• PROBLEM STATEMENT: Show every line below where "source" can be found.

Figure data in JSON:
┌────────
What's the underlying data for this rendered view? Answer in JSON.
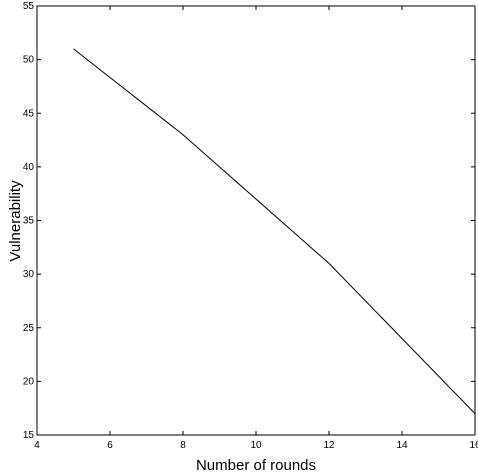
{
  "chart_data": {
    "type": "line",
    "title": "",
    "xlabel": "Number of rounds",
    "ylabel": "Vulnerability",
    "xlim": [
      4,
      16
    ],
    "ylim": [
      15,
      55
    ],
    "xticks": [
      4,
      6,
      8,
      10,
      12,
      14,
      16
    ],
    "yticks": [
      15,
      20,
      25,
      30,
      35,
      40,
      45,
      50,
      55
    ],
    "grid": false,
    "legend": "none",
    "series": [
      {
        "x": [
          5,
          8,
          12,
          16
        ],
        "y": [
          51,
          43,
          31,
          17
        ],
        "color": "#000000"
      }
    ]
  }
}
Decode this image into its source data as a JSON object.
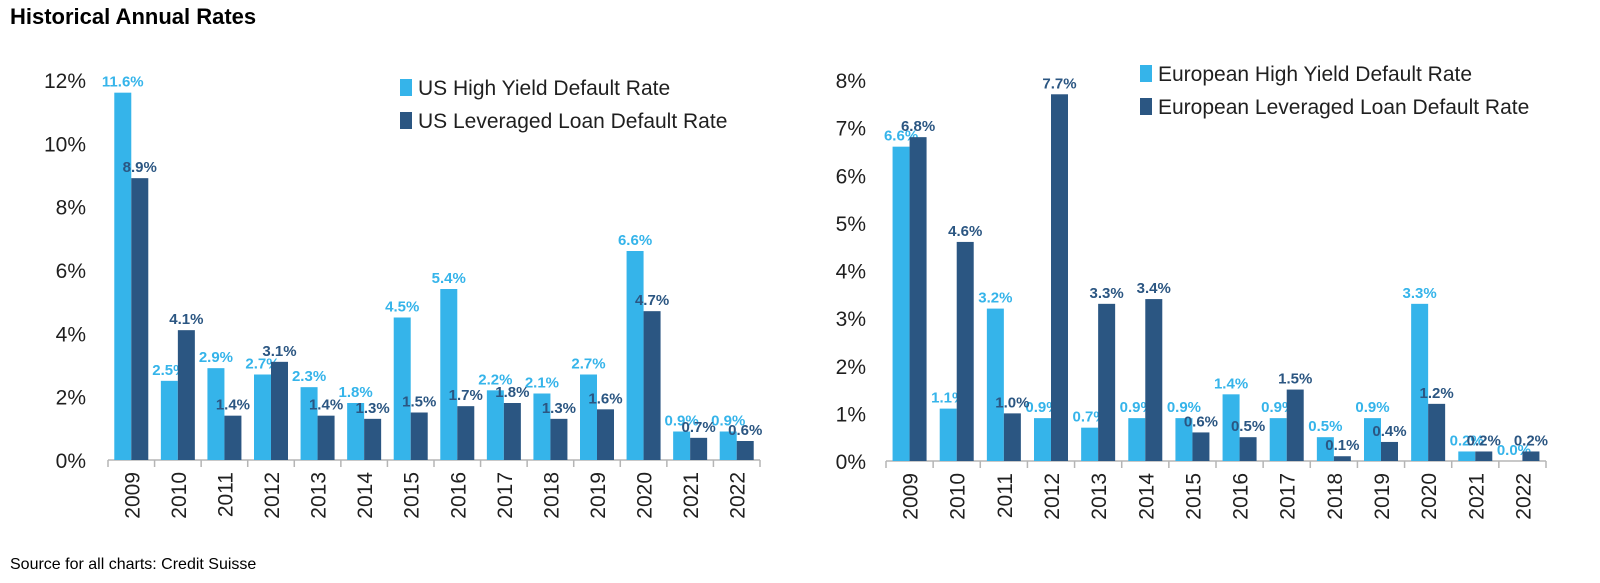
{
  "page": {
    "title": "Historical Annual Rates",
    "source": "Source for all charts: Credit Suisse"
  },
  "colors": {
    "light": "#35b4ea",
    "dark": "#2b5682",
    "axis": "#b5b5b5",
    "tick_text": "#1f1f1f"
  },
  "chart_data": [
    {
      "type": "bar",
      "categories": [
        "2009",
        "2010",
        "2011",
        "2012",
        "2013",
        "2014",
        "2015",
        "2016",
        "2017",
        "2018",
        "2019",
        "2020",
        "2021",
        "2022"
      ],
      "ylim": [
        0,
        12
      ],
      "yticks": [
        0,
        2,
        4,
        6,
        8,
        10,
        12
      ],
      "ytick_labels": [
        "0%",
        "2%",
        "4%",
        "6%",
        "8%",
        "10%",
        "12%"
      ],
      "grid": false,
      "legend_position": "top-right",
      "series": [
        {
          "name": "US High Yield Default Rate",
          "color": "#35b4ea",
          "values": [
            11.6,
            2.5,
            2.9,
            2.7,
            2.3,
            1.8,
            4.5,
            5.4,
            2.2,
            2.1,
            2.7,
            6.6,
            0.9,
            0.9
          ],
          "labels": [
            "11.6%",
            "2.5%",
            "2.9%",
            "2.7%",
            "2.3%",
            "1.8%",
            "4.5%",
            "5.4%",
            "2.2%",
            "2.1%",
            "2.7%",
            "6.6%",
            "0.9%",
            "0.9%"
          ]
        },
        {
          "name": "US Leveraged Loan Default Rate",
          "color": "#2b5682",
          "values": [
            8.9,
            4.1,
            1.4,
            3.1,
            1.4,
            1.3,
            1.5,
            1.7,
            1.8,
            1.3,
            1.6,
            4.7,
            0.7,
            0.6
          ],
          "labels": [
            "8.9%",
            "4.1%",
            "1.4%",
            "3.1%",
            "1.4%",
            "1.3%",
            "1.5%",
            "1.7%",
            "1.8%",
            "1.3%",
            "1.6%",
            "4.7%",
            "0.7%",
            "0.6%"
          ]
        }
      ]
    },
    {
      "type": "bar",
      "categories": [
        "2009",
        "2010",
        "2011",
        "2012",
        "2013",
        "2014",
        "2015",
        "2016",
        "2017",
        "2018",
        "2019",
        "2020",
        "2021",
        "2022"
      ],
      "ylim": [
        0,
        8
      ],
      "yticks": [
        0,
        1,
        2,
        3,
        4,
        5,
        6,
        7,
        8
      ],
      "ytick_labels": [
        "0%",
        "1%",
        "2%",
        "3%",
        "4%",
        "5%",
        "6%",
        "7%",
        "8%"
      ],
      "grid": false,
      "legend_position": "top-right",
      "series": [
        {
          "name": "European High Yield Default Rate",
          "color": "#35b4ea",
          "values": [
            6.6,
            1.1,
            3.2,
            0.9,
            0.7,
            0.9,
            0.9,
            1.4,
            0.9,
            0.5,
            0.9,
            3.3,
            0.2,
            0.0
          ],
          "labels": [
            "6.6%",
            "1.1%",
            "3.2%",
            "0.9%",
            "0.7%",
            "0.9%",
            "0.9%",
            "1.4%",
            "0.9%",
            "0.5%",
            "0.9%",
            "3.3%",
            "0.2%",
            "0.0%"
          ]
        },
        {
          "name": "European Leveraged Loan Default Rate",
          "color": "#2b5682",
          "values": [
            6.8,
            4.6,
            1.0,
            7.7,
            3.3,
            3.4,
            0.6,
            0.5,
            1.5,
            0.1,
            0.4,
            1.2,
            0.2,
            0.2
          ],
          "labels": [
            "6.8%",
            "4.6%",
            "1.0%",
            "7.7%",
            "3.3%",
            "3.4%",
            "0.6%",
            "0.5%",
            "1.5%",
            "0.1%",
            "0.4%",
            "1.2%",
            "0.2%",
            "0.2%"
          ]
        }
      ]
    }
  ]
}
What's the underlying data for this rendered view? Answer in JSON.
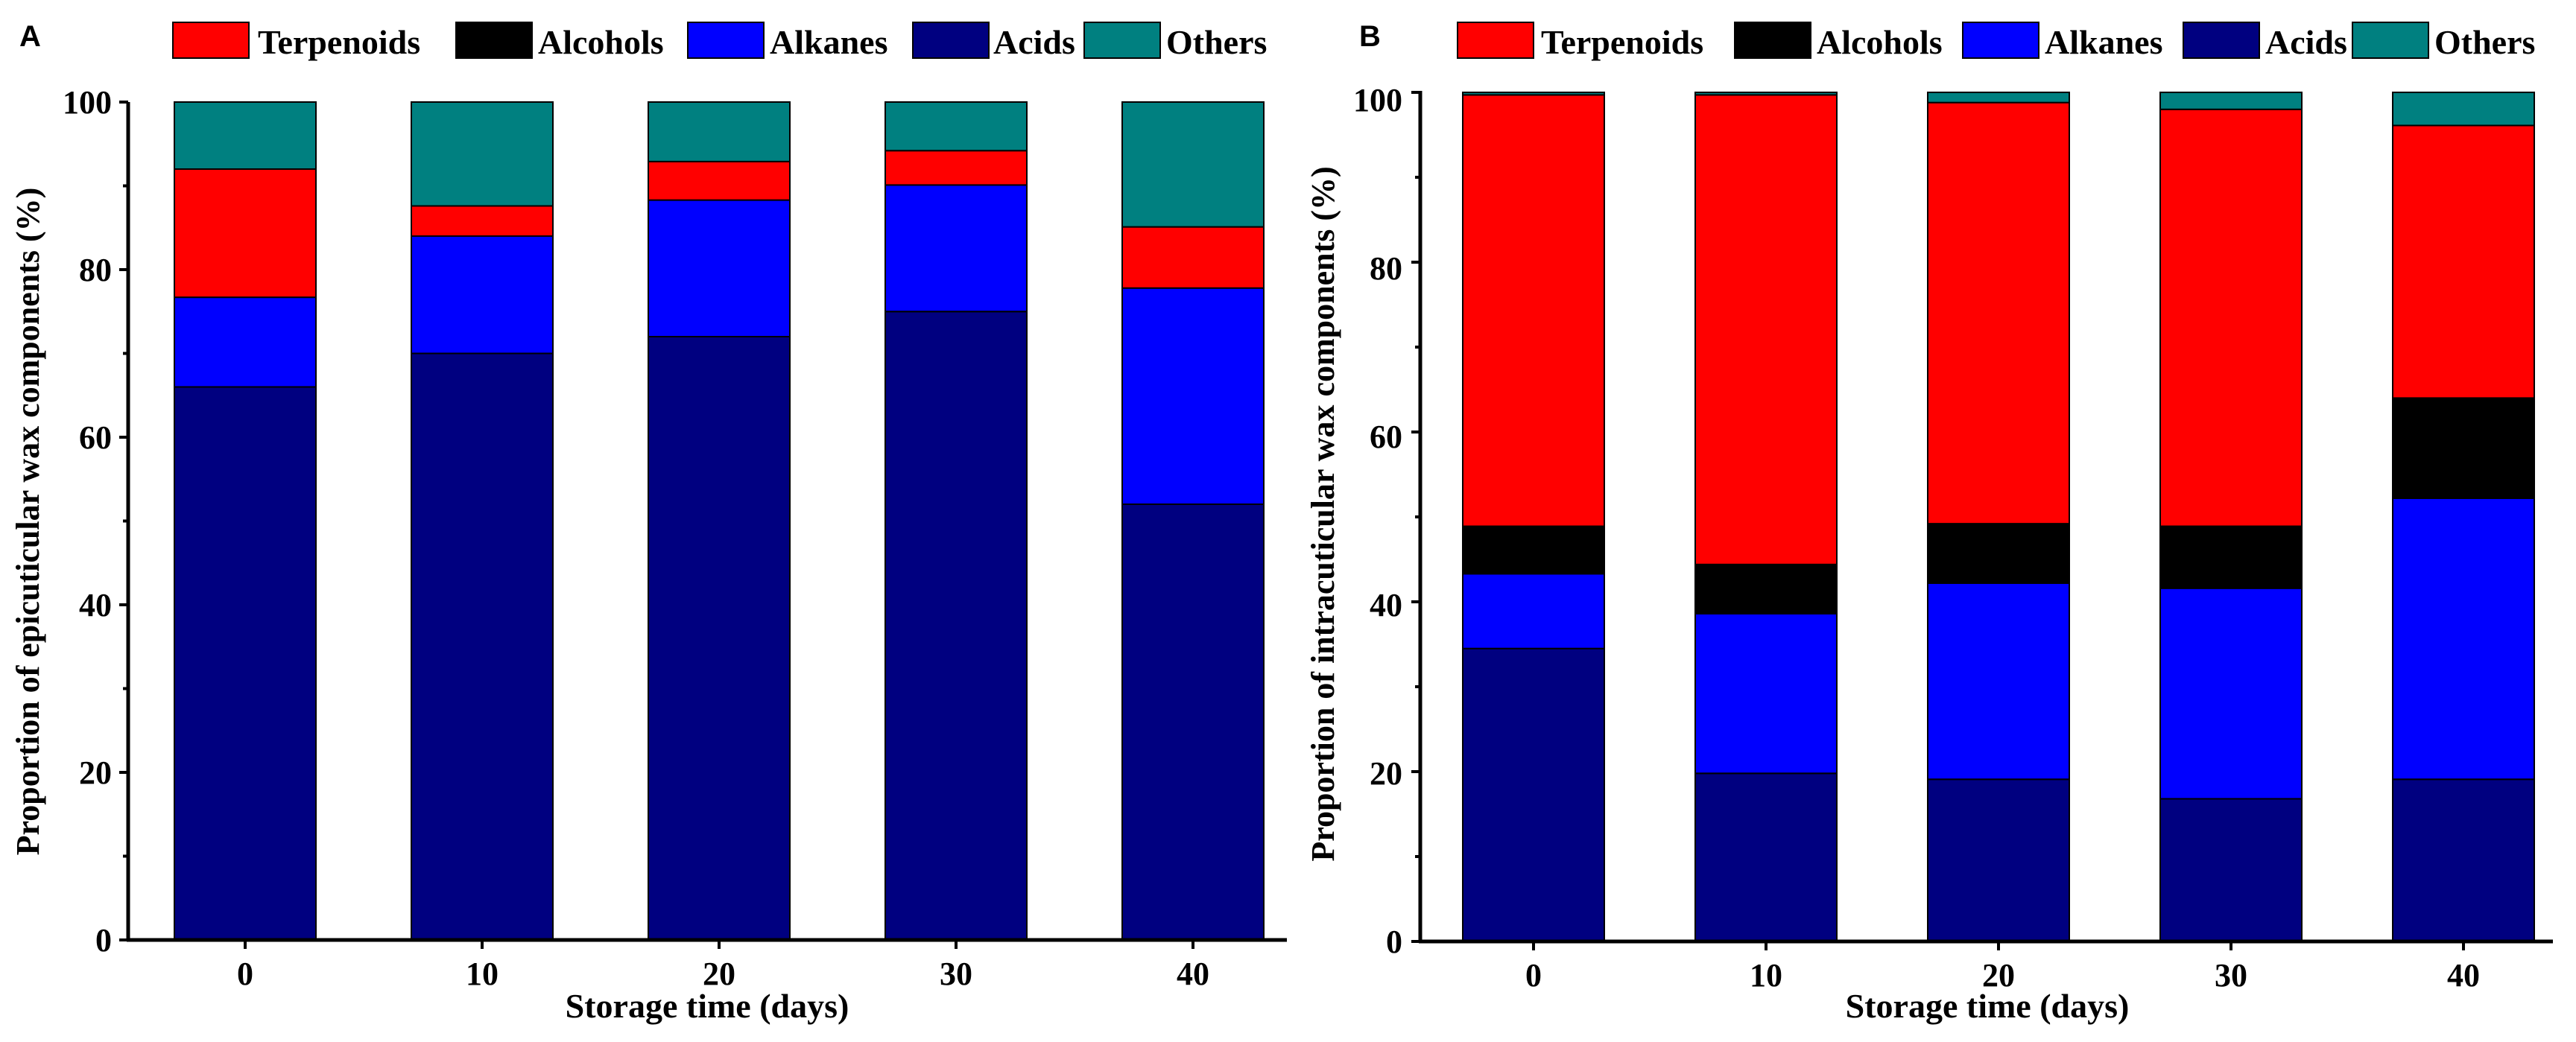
{
  "chart_data": [
    {
      "type": "bar",
      "stacked": true,
      "panel_label": "A",
      "xlabel": "Storage time (days)",
      "ylabel": "Proportion of epicuticular wax components (%)",
      "categories": [
        "0",
        "10",
        "20",
        "30",
        "40"
      ],
      "yticks": [
        "0",
        "20",
        "40",
        "60",
        "80",
        "100"
      ],
      "ylim": [
        0,
        100
      ],
      "legend_position": "top",
      "legend_entries": [
        "Terpenoids",
        "Alcohols",
        "Alkanes",
        "Acids",
        "Others"
      ],
      "series": [
        {
          "name": "Acids",
          "color": "#000080",
          "values": [
            66,
            70,
            72,
            75,
            52
          ]
        },
        {
          "name": "Alkanes",
          "color": "#0000ff",
          "values": [
            10.7,
            14,
            16.3,
            15.1,
            25.8
          ]
        },
        {
          "name": "Alcohols",
          "color": "#000000",
          "values": [
            0,
            0,
            0,
            0,
            0
          ]
        },
        {
          "name": "Terpenoids",
          "color": "#ff0000",
          "values": [
            15.3,
            3.6,
            4.6,
            4.1,
            7.3
          ]
        },
        {
          "name": "Others",
          "color": "#008080",
          "values": [
            8,
            12.4,
            7.1,
            5.8,
            14.9
          ]
        }
      ]
    },
    {
      "type": "bar",
      "stacked": true,
      "panel_label": "B",
      "xlabel": "Storage time (days)",
      "ylabel": "Proportion of intracuticular wax components (%)",
      "categories": [
        "0",
        "10",
        "20",
        "30",
        "40"
      ],
      "yticks": [
        "0",
        "20",
        "40",
        "60",
        "80",
        "100"
      ],
      "ylim": [
        0,
        100
      ],
      "legend_position": "top",
      "legend_entries": [
        "Terpenoids",
        "Alcohols",
        "Alkanes",
        "Acids",
        "Others"
      ],
      "series": [
        {
          "name": "Acids",
          "color": "#000080",
          "values": [
            34.5,
            19.8,
            19.1,
            16.8,
            19.1
          ]
        },
        {
          "name": "Alkanes",
          "color": "#0000ff",
          "values": [
            8.8,
            18.8,
            23.1,
            24.8,
            33.1
          ]
        },
        {
          "name": "Alcohols",
          "color": "#000000",
          "values": [
            5.6,
            5.8,
            7.0,
            7.3,
            11.8
          ]
        },
        {
          "name": "Terpenoids",
          "color": "#ff0000",
          "values": [
            50.8,
            55.3,
            49.6,
            49.1,
            32.1
          ]
        },
        {
          "name": "Others",
          "color": "#008080",
          "values": [
            0.3,
            0.3,
            1.2,
            2.0,
            3.9
          ]
        }
      ]
    }
  ]
}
└────────
• TASK ANSWER:
Decode this image into its source data as a JSON object.
    "source": "Source for all charts: Credit Suisse"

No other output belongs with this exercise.